__Requirement__: Leave out every picture and restate word for word the lines from the one with "Transcribe this image's" to the final line.

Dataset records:
————
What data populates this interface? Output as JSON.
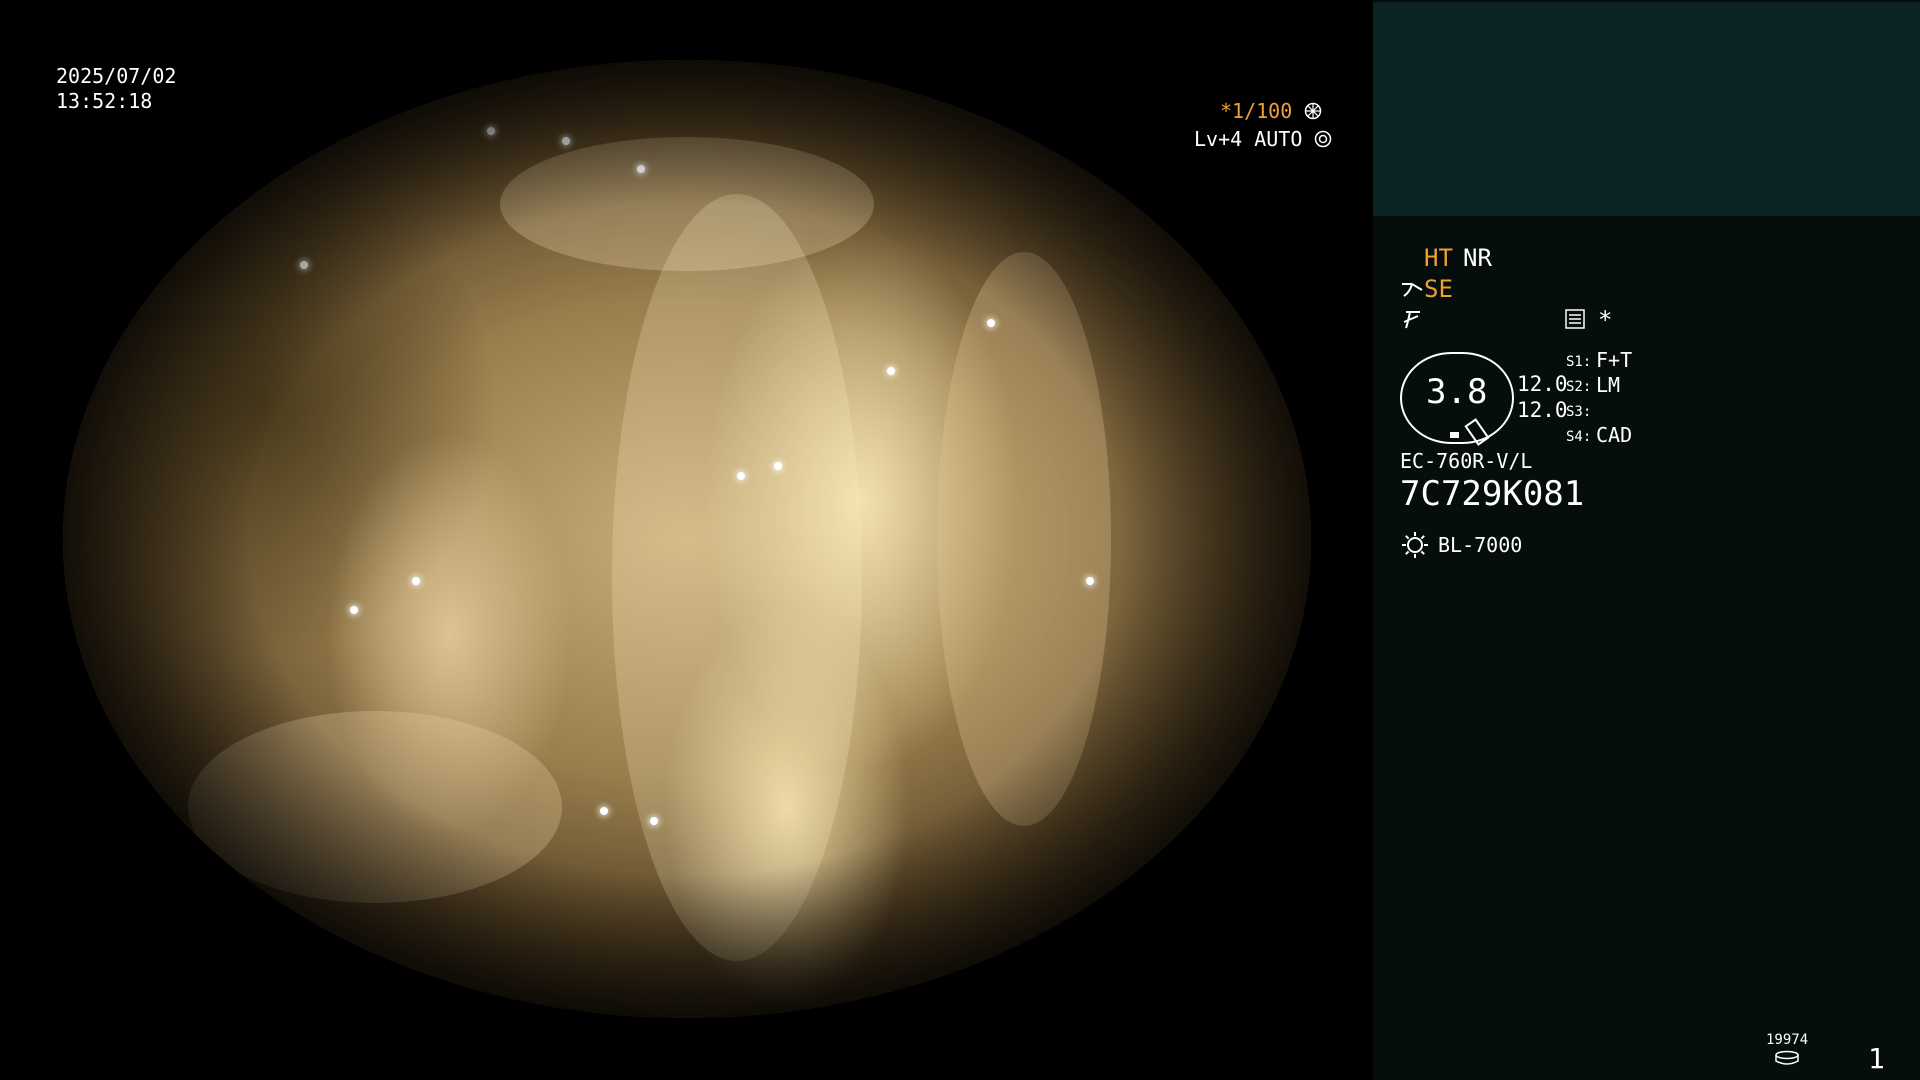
{
  "overlay": {
    "date": "2025/07/02",
    "time": "13:52:18",
    "shutter_star": "*",
    "shutter": "1/100",
    "level": "Lv+4 AUTO"
  },
  "panel": {
    "ht": "HT",
    "nr": "NR",
    "se": "SE",
    "asterisk": "*",
    "gauge_value": "3.8",
    "val_top": "12.0",
    "val_bottom": "12.0",
    "s1_label": "S1:",
    "s1_value": "F+T",
    "s2_label": "S2:",
    "s2_value": "LM",
    "s3_label": "S3:",
    "s3_value": "",
    "s4_label": "S4:",
    "s4_value": "CAD",
    "scope_model": "EC-760R-V/L",
    "scope_serial": "7C729K081",
    "light_source": "BL-7000",
    "image_counter": "19974",
    "page_number": "1"
  },
  "colors": {
    "accent_orange": "#f0a030",
    "panel_bg": "#050d0d",
    "panel_top_box": "#0b2324",
    "text": "#ffffff"
  }
}
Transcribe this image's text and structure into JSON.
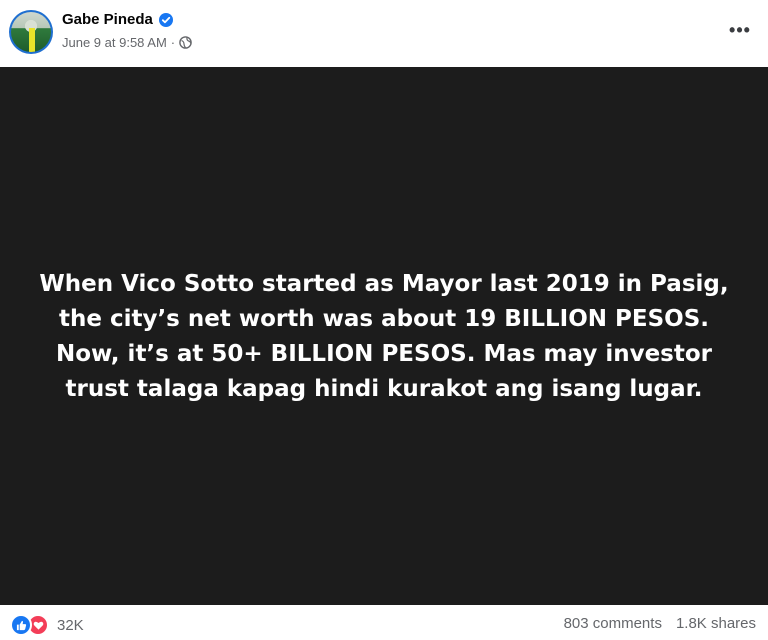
{
  "post": {
    "author": "Gabe Pineda",
    "timestamp": "June 9 at 9:58 AM",
    "separator": "·",
    "privacy_icon": "globe-icon",
    "more_label": "•••"
  },
  "content": {
    "text": "When Vico Sotto started as Mayor last 2019 in Pasig, the city’s net worth was about 19 BILLION PESOS. Now, it’s at 50+ BILLION PESOS. Mas may investor trust talaga kapag hindi kurakot ang isang lugar.",
    "background": "#1c1c1c",
    "text_color": "#ffffff"
  },
  "footer": {
    "reaction_icons": [
      "like-icon",
      "love-icon"
    ],
    "reaction_count": "32K",
    "comments": "803 comments",
    "shares": "1.8K shares"
  },
  "colors": {
    "accent": "#1877f2",
    "love": "#f33e58",
    "secondary_text": "#65676b"
  }
}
————
__Response to this exercise__:
Transcribe this image's text and structure into JSON.
{
  "post": {
    "author": "Gabe Pineda",
    "timestamp": "June 9 at 9:58 AM",
    "separator": "·",
    "privacy_icon": "globe-icon",
    "more_label": "•••"
  },
  "content": {
    "text": "When Vico Sotto started as Mayor last 2019 in Pasig, the city’s net worth was about 19 BILLION PESOS. Now, it’s at 50+ BILLION PESOS. Mas may investor trust talaga kapag hindi kurakot ang isang lugar.",
    "background": "#1c1c1c",
    "text_color": "#ffffff"
  },
  "footer": {
    "reaction_icons": [
      "like-icon",
      "love-icon"
    ],
    "reaction_count": "32K",
    "comments": "803 comments",
    "shares": "1.8K shares"
  },
  "colors": {
    "accent": "#1877f2",
    "love": "#f33e58",
    "secondary_text": "#65676b"
  }
}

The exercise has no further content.